- Written problem -
Reply with one number only: the count of lines below that contain the word "moha".

- Source data -
• • • • •
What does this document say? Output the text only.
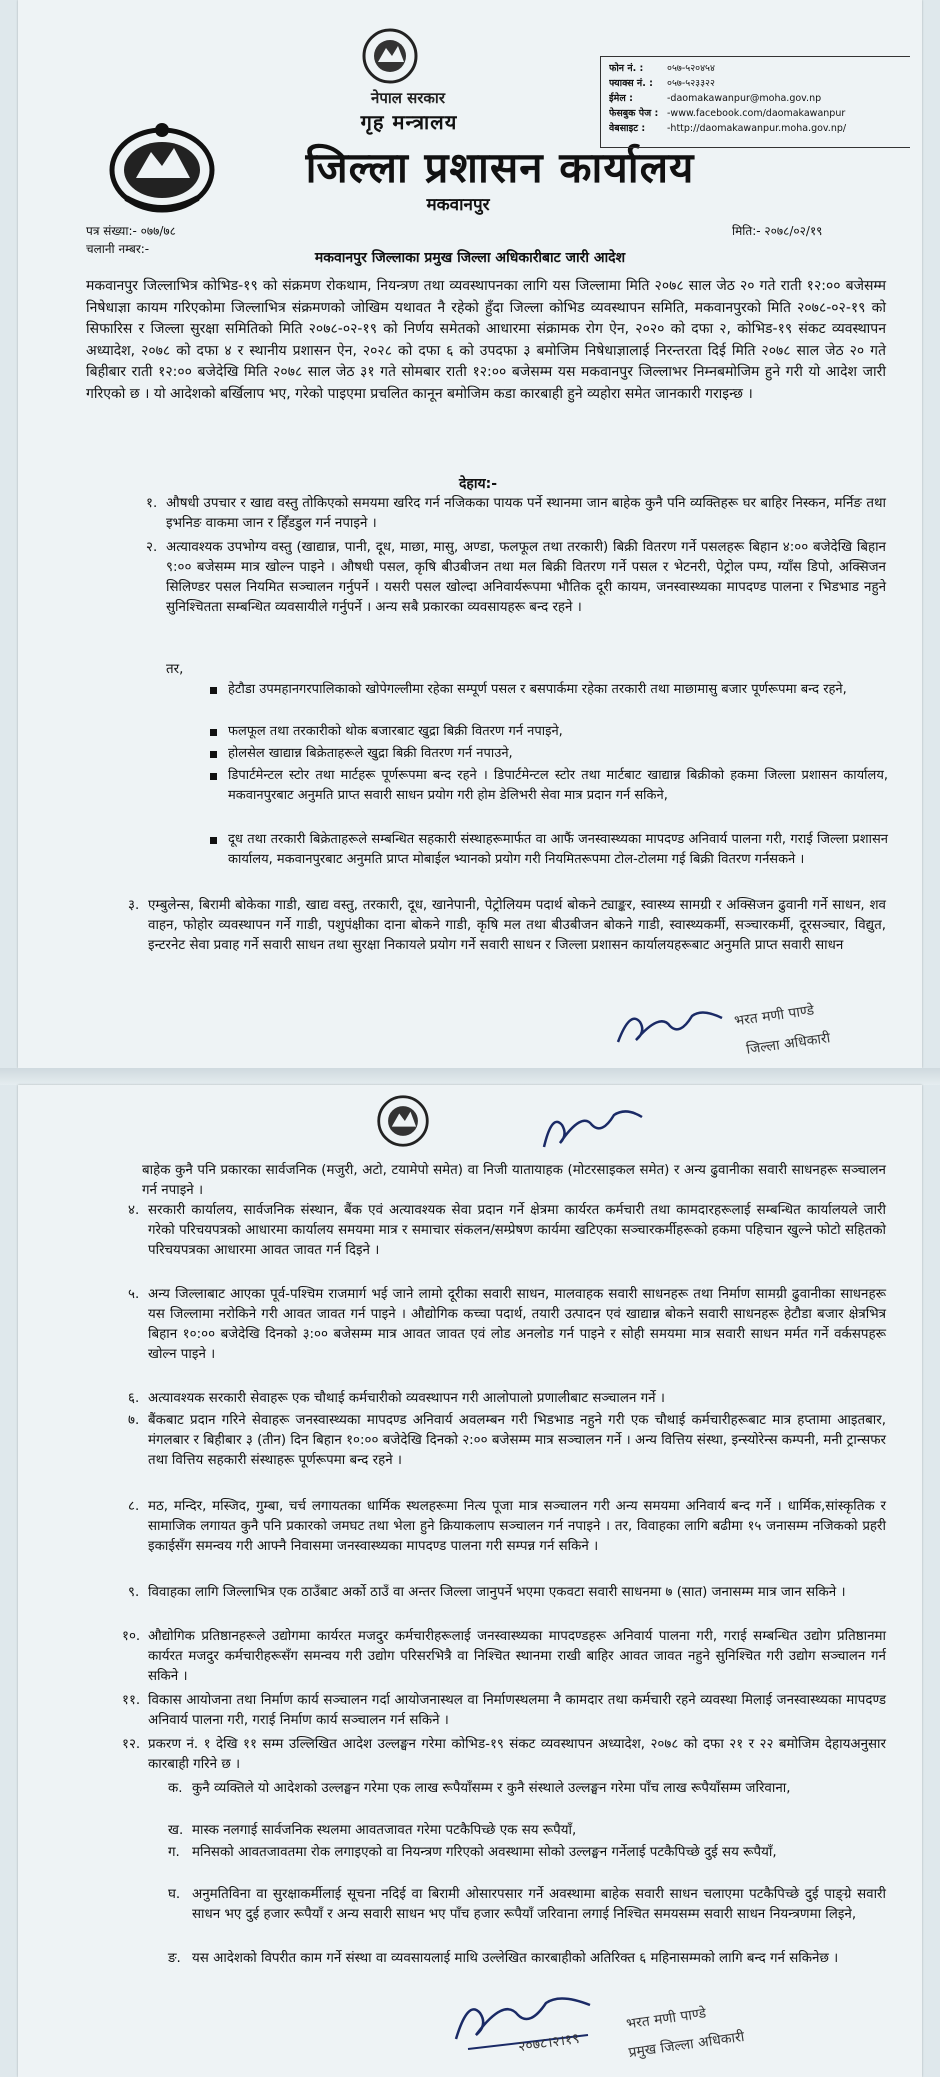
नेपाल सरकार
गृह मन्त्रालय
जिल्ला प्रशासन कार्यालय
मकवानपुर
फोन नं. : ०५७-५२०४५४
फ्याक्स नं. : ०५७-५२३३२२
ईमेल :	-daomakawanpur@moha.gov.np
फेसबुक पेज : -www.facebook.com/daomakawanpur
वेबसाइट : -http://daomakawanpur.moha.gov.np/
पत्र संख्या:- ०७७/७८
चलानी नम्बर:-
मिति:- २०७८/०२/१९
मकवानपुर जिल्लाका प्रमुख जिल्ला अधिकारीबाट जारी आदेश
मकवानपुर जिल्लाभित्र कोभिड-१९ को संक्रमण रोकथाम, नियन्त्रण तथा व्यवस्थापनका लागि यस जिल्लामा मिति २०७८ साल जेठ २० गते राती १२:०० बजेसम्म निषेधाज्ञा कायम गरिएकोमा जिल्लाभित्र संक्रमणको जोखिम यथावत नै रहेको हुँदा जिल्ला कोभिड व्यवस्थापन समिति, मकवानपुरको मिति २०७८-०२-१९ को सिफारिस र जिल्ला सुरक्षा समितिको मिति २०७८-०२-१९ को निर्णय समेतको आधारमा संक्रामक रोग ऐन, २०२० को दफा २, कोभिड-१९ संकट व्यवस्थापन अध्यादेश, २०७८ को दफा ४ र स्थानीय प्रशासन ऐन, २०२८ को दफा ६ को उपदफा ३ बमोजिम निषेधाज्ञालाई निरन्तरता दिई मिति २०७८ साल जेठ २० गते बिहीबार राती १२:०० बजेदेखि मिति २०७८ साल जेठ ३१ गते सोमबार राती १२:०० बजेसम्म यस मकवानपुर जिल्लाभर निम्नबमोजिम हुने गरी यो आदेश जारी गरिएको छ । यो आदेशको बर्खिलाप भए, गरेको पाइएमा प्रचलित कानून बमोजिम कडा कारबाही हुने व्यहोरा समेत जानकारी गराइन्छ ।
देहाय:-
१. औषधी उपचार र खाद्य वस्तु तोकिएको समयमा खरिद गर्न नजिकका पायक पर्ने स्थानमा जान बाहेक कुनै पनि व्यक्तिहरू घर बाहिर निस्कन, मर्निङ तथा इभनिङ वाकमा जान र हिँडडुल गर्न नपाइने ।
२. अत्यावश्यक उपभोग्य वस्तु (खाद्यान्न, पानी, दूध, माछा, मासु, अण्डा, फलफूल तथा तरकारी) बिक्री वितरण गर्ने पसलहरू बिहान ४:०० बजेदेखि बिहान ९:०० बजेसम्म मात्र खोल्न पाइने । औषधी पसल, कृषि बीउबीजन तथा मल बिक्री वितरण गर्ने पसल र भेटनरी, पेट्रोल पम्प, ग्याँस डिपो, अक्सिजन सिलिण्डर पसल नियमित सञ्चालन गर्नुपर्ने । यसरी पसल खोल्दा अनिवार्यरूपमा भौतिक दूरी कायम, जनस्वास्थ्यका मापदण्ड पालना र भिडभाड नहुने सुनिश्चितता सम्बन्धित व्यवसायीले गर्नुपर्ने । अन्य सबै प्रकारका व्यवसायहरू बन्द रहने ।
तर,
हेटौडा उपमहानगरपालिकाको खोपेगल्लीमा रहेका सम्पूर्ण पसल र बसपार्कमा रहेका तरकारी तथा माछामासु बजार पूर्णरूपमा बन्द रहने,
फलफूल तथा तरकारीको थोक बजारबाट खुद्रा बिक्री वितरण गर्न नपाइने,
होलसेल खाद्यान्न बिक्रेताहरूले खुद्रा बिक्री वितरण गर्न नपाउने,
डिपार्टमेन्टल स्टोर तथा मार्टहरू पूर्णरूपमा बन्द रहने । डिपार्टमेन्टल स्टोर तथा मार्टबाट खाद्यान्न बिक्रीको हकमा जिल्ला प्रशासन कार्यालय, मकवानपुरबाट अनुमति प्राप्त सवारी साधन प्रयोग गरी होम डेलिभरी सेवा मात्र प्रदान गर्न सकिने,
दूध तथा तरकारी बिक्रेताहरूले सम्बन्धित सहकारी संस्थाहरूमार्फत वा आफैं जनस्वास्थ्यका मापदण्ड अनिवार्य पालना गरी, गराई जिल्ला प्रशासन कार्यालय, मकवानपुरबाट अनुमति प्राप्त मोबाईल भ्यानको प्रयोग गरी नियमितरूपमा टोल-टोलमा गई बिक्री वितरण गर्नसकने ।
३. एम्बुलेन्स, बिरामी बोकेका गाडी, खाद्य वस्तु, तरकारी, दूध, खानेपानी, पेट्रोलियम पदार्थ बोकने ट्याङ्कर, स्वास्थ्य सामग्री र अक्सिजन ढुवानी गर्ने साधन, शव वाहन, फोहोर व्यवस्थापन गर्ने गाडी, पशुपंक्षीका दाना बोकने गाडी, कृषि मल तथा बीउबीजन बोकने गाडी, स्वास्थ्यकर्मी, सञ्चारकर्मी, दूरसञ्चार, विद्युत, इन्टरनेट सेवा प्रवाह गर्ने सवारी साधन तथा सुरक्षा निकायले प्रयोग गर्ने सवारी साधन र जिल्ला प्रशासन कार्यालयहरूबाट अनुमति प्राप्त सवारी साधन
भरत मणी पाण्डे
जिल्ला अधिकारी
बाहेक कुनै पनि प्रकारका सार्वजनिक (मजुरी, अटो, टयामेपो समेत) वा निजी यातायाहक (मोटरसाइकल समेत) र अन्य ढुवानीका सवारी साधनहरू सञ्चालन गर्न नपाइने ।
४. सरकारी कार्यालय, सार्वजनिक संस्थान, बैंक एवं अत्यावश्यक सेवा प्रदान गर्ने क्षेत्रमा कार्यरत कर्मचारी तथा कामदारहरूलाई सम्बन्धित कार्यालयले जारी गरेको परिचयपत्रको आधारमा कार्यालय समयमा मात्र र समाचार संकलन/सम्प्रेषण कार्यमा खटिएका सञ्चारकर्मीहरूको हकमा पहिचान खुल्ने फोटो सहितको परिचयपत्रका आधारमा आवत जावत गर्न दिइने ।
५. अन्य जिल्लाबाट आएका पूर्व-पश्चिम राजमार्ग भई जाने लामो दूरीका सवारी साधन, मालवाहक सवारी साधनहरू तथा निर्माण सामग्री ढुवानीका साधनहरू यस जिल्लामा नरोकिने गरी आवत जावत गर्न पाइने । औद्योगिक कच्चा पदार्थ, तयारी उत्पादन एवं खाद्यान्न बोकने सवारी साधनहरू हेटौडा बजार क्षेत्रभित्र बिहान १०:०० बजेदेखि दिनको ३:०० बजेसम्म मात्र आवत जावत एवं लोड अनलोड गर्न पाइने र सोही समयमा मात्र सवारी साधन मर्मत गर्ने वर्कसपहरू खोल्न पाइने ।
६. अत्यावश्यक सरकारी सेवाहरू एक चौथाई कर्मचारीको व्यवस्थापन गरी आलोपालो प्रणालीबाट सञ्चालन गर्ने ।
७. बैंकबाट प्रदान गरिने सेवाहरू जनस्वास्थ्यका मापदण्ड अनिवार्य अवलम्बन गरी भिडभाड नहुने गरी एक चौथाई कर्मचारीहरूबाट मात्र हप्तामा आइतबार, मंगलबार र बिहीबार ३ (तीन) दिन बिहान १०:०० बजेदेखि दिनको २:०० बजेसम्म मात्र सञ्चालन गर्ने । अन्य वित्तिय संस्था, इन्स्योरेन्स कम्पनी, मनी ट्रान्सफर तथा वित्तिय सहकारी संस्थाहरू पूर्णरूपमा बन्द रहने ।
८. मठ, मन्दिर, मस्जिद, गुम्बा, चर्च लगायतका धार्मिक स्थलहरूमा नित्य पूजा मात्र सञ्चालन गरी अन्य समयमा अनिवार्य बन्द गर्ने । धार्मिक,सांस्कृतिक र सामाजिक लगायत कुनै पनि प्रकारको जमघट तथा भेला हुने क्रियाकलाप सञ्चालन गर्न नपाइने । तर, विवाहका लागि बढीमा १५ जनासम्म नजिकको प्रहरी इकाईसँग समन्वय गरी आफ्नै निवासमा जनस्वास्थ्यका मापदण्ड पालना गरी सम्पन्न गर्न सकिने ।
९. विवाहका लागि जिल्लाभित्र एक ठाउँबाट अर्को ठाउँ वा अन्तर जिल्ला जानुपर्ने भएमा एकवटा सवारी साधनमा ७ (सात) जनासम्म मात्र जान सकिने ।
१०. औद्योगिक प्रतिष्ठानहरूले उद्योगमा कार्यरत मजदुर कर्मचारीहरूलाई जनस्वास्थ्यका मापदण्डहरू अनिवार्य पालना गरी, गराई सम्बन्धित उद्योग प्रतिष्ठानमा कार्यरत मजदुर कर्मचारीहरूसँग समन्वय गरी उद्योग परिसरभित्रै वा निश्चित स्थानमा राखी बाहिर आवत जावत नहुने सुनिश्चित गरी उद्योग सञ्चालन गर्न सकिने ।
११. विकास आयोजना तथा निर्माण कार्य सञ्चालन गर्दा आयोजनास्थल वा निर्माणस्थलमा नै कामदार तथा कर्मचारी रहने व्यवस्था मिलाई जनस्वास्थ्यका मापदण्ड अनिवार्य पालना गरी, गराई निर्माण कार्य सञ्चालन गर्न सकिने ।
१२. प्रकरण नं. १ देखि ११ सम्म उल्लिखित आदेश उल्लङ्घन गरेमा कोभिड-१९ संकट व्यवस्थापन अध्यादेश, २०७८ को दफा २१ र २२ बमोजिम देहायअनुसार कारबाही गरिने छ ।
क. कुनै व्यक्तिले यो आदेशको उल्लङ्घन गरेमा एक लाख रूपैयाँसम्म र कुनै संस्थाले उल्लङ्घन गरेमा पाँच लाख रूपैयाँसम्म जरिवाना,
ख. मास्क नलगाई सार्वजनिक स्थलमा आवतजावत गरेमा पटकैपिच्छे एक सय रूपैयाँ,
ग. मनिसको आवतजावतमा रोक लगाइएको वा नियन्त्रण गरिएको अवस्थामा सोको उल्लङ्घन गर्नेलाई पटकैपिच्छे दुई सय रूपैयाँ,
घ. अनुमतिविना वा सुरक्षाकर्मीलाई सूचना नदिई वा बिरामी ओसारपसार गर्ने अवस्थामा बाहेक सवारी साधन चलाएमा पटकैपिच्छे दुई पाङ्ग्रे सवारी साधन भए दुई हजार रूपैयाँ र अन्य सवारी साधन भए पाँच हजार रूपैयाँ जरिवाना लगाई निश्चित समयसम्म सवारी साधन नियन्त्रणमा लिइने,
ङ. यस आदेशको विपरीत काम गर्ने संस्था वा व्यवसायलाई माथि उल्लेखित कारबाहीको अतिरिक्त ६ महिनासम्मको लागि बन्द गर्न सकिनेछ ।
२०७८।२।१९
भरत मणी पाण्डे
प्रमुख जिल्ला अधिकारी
• • • • •
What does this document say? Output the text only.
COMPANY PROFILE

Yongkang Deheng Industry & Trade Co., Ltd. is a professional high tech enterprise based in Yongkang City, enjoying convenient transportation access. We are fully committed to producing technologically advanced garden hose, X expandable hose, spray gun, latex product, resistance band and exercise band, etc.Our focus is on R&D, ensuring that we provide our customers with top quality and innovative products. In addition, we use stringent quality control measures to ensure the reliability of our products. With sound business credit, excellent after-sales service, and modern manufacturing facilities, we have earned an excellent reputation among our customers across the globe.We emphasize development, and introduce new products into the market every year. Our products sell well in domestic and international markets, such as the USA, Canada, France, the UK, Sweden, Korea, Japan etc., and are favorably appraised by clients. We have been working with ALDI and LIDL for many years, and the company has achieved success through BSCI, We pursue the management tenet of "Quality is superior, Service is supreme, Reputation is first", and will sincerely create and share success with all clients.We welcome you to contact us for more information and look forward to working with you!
• • • • •
- Complete output -
2